Task requirements :: Narrow the data below down to the lines containing "JSON".

Recorded information ::

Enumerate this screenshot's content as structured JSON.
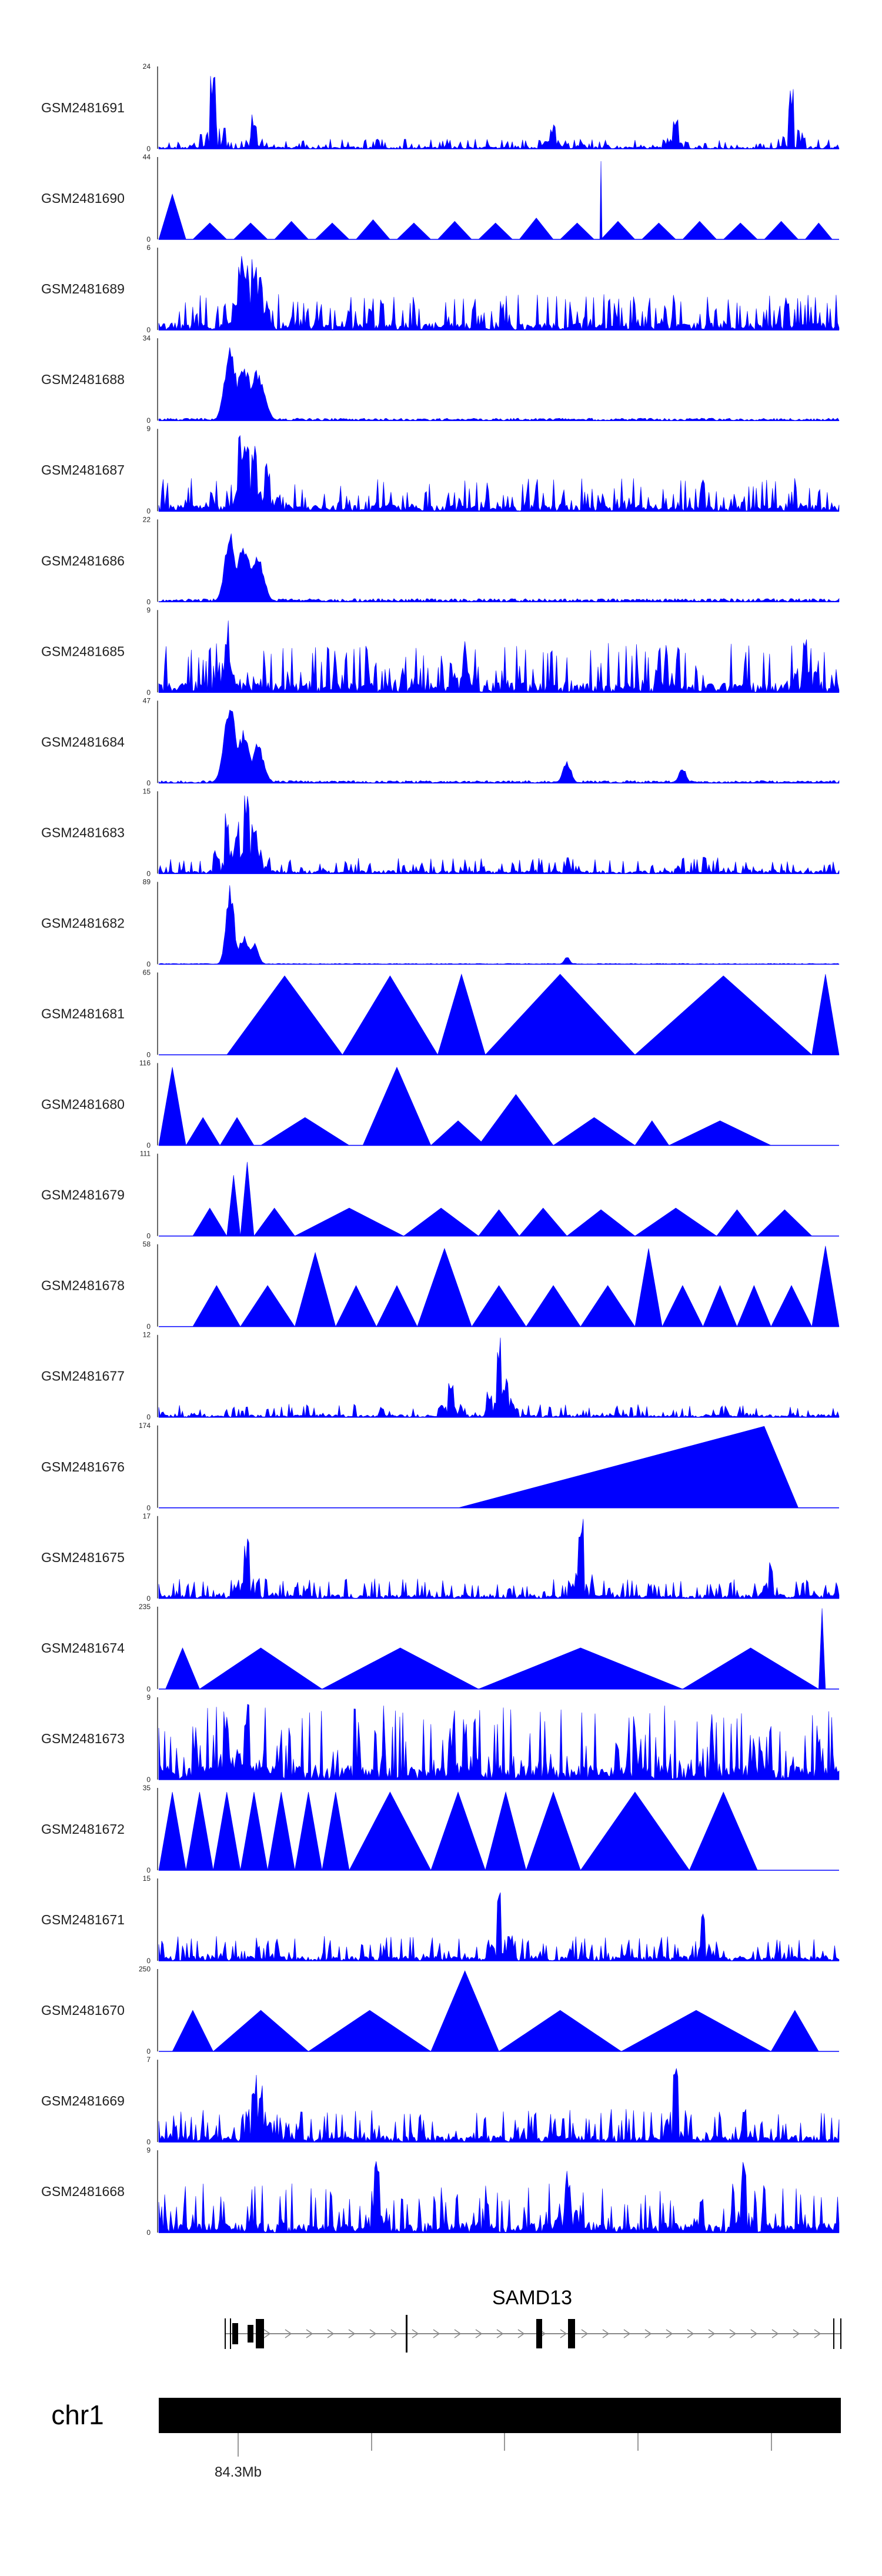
{
  "chart_data": {
    "type": "area",
    "title": "",
    "series_color": "#0000ff",
    "x_axis": {
      "chromosome": "chr1",
      "tick_label": "84.3Mb"
    },
    "gene": {
      "name": "SAMD13"
    },
    "tracks": [
      {
        "name": "GSM2481691",
        "ymax": "24",
        "ymin": "0",
        "max": 24
      },
      {
        "name": "GSM2481690",
        "ymax": "44",
        "ymin": "0",
        "max": 44
      },
      {
        "name": "GSM2481689",
        "ymax": "6",
        "ymin": "0",
        "max": 6
      },
      {
        "name": "GSM2481688",
        "ymax": "34",
        "ymin": "0",
        "max": 34
      },
      {
        "name": "GSM2481687",
        "ymax": "9",
        "ymin": "0",
        "max": 9
      },
      {
        "name": "GSM2481686",
        "ymax": "22",
        "ymin": "0",
        "max": 22
      },
      {
        "name": "GSM2481685",
        "ymax": "9",
        "ymin": "0",
        "max": 9
      },
      {
        "name": "GSM2481684",
        "ymax": "47",
        "ymin": "0",
        "max": 47
      },
      {
        "name": "GSM2481683",
        "ymax": "15",
        "ymin": "0",
        "max": 15
      },
      {
        "name": "GSM2481682",
        "ymax": "89",
        "ymin": "0",
        "max": 89
      },
      {
        "name": "GSM2481681",
        "ymax": "65",
        "ymin": "0",
        "max": 65
      },
      {
        "name": "GSM2481680",
        "ymax": "116",
        "ymin": "0",
        "max": 116
      },
      {
        "name": "GSM2481679",
        "ymax": "111",
        "ymin": "0",
        "max": 111
      },
      {
        "name": "GSM2481678",
        "ymax": "58",
        "ymin": "0",
        "max": 58
      },
      {
        "name": "GSM2481677",
        "ymax": "12",
        "ymin": "0",
        "max": 12
      },
      {
        "name": "GSM2481676",
        "ymax": "174",
        "ymin": "0",
        "max": 174
      },
      {
        "name": "GSM2481675",
        "ymax": "17",
        "ymin": "0",
        "max": 17
      },
      {
        "name": "GSM2481674",
        "ymax": "235",
        "ymin": "0",
        "max": 235
      },
      {
        "name": "GSM2481673",
        "ymax": "9",
        "ymin": "0",
        "max": 9
      },
      {
        "name": "GSM2481672",
        "ymax": "35",
        "ymin": "0",
        "max": 35
      },
      {
        "name": "GSM2481671",
        "ymax": "15",
        "ymin": "0",
        "max": 15
      },
      {
        "name": "GSM2481670",
        "ymax": "250",
        "ymin": "0",
        "max": 250
      },
      {
        "name": "GSM2481669",
        "ymax": "7",
        "ymin": "0",
        "max": 7
      },
      {
        "name": "GSM2481668",
        "ymax": "9",
        "ymin": "0",
        "max": 9
      }
    ]
  }
}
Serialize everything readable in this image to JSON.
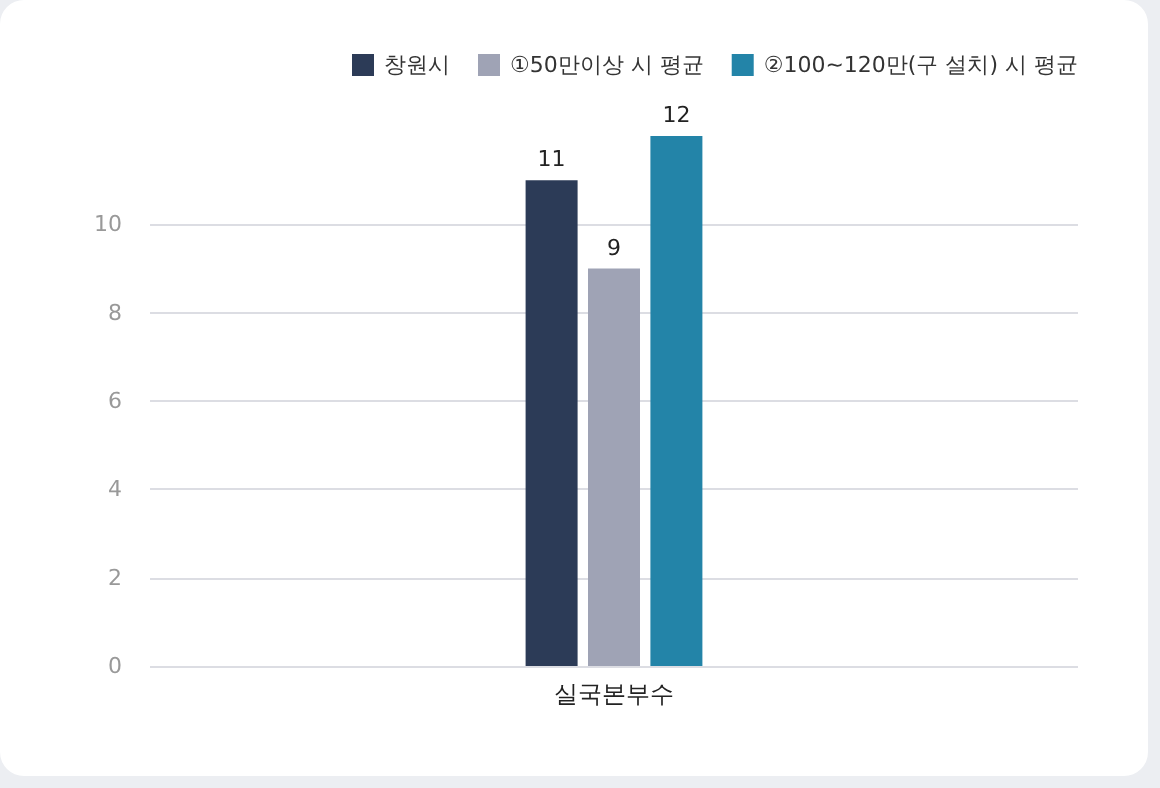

Full output ::
Enumerate this screenshot's content as structured JSON.
Serialize everything readable in this image to JSON.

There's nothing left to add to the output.